• TASK LIST:
- A) Please rewrite the part of the mailing-list discussion that opens with the words containing "On 22/03/07, Jimmy" and closes with "termed on Wikipedia).", substituting "agreement" for "consensus".
- B) According to the mailing-list discussion, for how long has Zoney been an Admin on Wikipedia?

• DOCUMENT EXTRACT:
%%

I just have to add a strong yes to this! Distributed decision making and organic processes are new for organizations this large, but that doesn't mean they are bad.
I would ask another question, Are old forms of hierarchical control and management capable of sustaining something so complex as wikipedia? :)
Judson enwiki:cohesion
On 22/03/07, cohesion cohesion@sleepyhead.org wrote:
I would ask another question, Are old forms of hierarchical control and management capable of sustaining something so complex as wikipedia? :)
Well, yeah :-)
It's useful to keep in mind that almost all articles are not in fact controversial. The really angst-generating stuff on the encyclopedia is very much special cases.
- d.
On 22/03/07, Jimmy Wales jwales@wikia.com wrote:
We have a group of friends working under "rough consensus and running code" and decision-making is highly distributed and what may appear to be lines of authority are often merely lines of respect and thoughtfulness.
--Jimbo
In my three years on Wikipedia, the latter two and a half as an Admin, I've seen this more often than not (and getting to be more so) devolve into the most vocal and participating contributors deciding things as they see fit (even if say, they see something as NPOV, it may not be). The most vocal and participating members may or may not be in the right, and where there are differences of opinion, those who are right will not necessarily be the majority (or even large/medium majority; "consensus" as that seems to be termed on Wikipedia).
Being right is not a subjective thing. As an encyclopaedia we are supposed to be in the business of truthful content.
It's a whole other world of messiness then when we aren't talking merely about Wikipedia's content, but formulating the principles and guidelines on which the content and project is created and managed.
Zoney
On 22/03/07, Zoney zoney.ie@gmail.com wrote:
It's a whole other world of messiness then when we aren't talking merely about Wikipedia's content, but formulating the principles and guidelines on which the content and project is created and managed.
Yeah. Hence my notion of a clearer "constitution". Certainly for fundamental rules that all other policy is meant to be an explication of, and possibly for policy formation.
Of course, the problem with rules is that they are seen by some as there for gaming. But then, we probably need something less ad-hoc at this stage.
- d.
David Gerard wrote:
Of course, the problem with rules is that they are seen by some as there for gaming. But then, we probably need something less ad-hoc at this stage.

%%

• ITEMS:

%%

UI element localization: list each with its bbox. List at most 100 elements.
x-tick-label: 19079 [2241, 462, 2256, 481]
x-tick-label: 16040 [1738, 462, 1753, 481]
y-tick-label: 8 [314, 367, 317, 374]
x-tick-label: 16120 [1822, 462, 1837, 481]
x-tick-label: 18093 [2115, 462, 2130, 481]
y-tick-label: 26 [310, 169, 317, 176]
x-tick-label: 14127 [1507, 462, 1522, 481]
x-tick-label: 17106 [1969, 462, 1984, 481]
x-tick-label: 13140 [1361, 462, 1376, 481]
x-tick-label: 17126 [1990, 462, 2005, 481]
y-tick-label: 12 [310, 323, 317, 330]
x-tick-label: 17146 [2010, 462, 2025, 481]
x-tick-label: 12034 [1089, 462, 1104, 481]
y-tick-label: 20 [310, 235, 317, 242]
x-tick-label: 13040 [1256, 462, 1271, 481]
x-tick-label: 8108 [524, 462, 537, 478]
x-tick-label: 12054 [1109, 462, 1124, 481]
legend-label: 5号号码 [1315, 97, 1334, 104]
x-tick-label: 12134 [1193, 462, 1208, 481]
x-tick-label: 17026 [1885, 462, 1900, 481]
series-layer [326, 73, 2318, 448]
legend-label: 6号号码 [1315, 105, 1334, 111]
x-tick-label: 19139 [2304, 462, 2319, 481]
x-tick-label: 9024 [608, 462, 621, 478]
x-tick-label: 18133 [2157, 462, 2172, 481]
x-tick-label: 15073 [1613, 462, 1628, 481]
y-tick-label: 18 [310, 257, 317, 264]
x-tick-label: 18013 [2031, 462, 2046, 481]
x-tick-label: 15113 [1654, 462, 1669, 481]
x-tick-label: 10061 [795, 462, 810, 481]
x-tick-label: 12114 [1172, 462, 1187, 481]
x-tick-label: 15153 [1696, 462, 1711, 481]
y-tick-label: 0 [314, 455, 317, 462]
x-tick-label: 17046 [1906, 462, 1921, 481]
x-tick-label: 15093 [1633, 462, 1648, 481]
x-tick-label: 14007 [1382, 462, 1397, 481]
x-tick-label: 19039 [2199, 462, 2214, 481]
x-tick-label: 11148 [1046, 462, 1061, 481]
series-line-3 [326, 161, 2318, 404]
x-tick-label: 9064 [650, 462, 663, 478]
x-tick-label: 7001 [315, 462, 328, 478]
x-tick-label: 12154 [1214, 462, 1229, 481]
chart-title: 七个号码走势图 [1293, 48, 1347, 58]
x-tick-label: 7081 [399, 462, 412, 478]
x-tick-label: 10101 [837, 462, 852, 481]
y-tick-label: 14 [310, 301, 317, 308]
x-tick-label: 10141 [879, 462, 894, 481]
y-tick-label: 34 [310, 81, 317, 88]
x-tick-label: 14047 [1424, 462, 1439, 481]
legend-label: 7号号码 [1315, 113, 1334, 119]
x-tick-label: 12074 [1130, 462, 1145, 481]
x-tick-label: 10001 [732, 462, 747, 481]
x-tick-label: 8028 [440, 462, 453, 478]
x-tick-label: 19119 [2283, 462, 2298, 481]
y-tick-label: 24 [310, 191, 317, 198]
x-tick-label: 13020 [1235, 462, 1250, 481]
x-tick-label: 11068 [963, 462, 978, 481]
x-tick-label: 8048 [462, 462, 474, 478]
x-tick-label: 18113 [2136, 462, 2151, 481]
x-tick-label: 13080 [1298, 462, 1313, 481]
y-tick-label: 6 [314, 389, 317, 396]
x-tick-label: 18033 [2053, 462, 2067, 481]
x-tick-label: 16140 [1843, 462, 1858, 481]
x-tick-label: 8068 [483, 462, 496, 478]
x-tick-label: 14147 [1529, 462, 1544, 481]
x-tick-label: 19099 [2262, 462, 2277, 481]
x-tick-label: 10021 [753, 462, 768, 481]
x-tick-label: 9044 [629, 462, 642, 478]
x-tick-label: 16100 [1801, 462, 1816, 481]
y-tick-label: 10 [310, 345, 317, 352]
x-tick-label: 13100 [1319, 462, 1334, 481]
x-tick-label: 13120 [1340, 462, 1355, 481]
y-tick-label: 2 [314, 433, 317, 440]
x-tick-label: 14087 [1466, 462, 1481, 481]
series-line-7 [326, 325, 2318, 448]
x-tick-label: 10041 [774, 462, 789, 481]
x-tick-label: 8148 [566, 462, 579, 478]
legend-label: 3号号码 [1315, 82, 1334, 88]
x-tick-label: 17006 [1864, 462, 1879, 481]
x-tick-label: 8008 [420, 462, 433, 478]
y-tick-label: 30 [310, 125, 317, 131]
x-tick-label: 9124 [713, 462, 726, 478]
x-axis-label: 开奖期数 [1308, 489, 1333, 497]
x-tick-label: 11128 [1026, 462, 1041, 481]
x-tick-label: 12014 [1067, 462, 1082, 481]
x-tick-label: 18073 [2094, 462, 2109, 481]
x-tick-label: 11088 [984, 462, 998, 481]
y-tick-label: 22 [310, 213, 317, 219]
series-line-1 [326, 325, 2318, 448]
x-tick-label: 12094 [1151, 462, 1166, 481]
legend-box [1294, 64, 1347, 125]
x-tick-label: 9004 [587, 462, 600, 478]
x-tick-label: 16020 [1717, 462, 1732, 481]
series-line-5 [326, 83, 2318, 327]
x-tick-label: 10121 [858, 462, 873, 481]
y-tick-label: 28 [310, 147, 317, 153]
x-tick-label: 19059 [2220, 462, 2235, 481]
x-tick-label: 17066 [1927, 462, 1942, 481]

%%

• ANSWERS:
- A)
On 22/03/07, Jimmy Wales jwales@wikia.com wrote:
We have a group of friends working under "rough agreement and running code" and decision-making is highly distributed and what may appear to be lines of authority are often merely lines of respect and thoughtfulness.
--Jimbo
In my three years on Wikipedia, the latter two and a half as an Admin, I've seen this more often than not (and getting to be more so) devolve into the most vocal and participating contributors deciding things as they see fit (even if say, they see something as NPOV, it may not be). The most vocal and participating members may or may not be in the right, and where there are differences of opinion, those who are right will not necessarily be the majority (or even large/medium majority; "agreement" as that seems to be termed on Wikipedia).

- B) Two and a half years, the latter part of three years on Wikipedia.